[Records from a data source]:

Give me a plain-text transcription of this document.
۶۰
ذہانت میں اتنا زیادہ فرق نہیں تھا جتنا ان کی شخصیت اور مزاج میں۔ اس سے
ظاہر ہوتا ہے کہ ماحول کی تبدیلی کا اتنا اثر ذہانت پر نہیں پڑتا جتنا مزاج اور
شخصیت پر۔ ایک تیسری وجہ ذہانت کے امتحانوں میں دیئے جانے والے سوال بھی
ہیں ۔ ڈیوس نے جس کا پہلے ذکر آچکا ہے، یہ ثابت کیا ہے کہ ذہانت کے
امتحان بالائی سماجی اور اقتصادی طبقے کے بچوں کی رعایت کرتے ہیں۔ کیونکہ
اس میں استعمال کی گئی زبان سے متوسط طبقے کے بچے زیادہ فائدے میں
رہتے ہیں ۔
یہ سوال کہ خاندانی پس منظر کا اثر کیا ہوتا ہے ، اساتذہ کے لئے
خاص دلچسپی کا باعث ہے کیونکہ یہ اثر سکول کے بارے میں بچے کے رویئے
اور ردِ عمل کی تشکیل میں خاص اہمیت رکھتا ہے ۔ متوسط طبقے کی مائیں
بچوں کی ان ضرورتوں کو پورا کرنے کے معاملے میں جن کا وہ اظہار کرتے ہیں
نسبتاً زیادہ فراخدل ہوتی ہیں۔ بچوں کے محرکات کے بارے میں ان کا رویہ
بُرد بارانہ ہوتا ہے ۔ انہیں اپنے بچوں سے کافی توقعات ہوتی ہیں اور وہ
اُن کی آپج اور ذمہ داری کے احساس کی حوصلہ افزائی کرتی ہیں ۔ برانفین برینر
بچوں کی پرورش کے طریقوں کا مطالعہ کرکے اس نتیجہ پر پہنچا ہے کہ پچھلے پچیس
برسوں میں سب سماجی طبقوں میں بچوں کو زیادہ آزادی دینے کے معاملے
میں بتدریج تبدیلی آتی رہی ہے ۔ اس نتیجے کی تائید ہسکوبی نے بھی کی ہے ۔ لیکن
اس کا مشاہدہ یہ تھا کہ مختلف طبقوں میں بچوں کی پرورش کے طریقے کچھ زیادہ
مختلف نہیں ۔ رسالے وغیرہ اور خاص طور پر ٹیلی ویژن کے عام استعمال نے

[What is expected]:
Identify every line above that includes the word "کرتے", and show those lines.

[Exercise output]:
امتحان بالائی سماجی اور اقتصادی طبقے کے بچوں کی رعایت کرتے ہیں۔ کیونکہ
بچوں کی ان ضرورتوں کو پورا کرنے کے معاملے میں جن کا وہ اظہار کرتے ہیں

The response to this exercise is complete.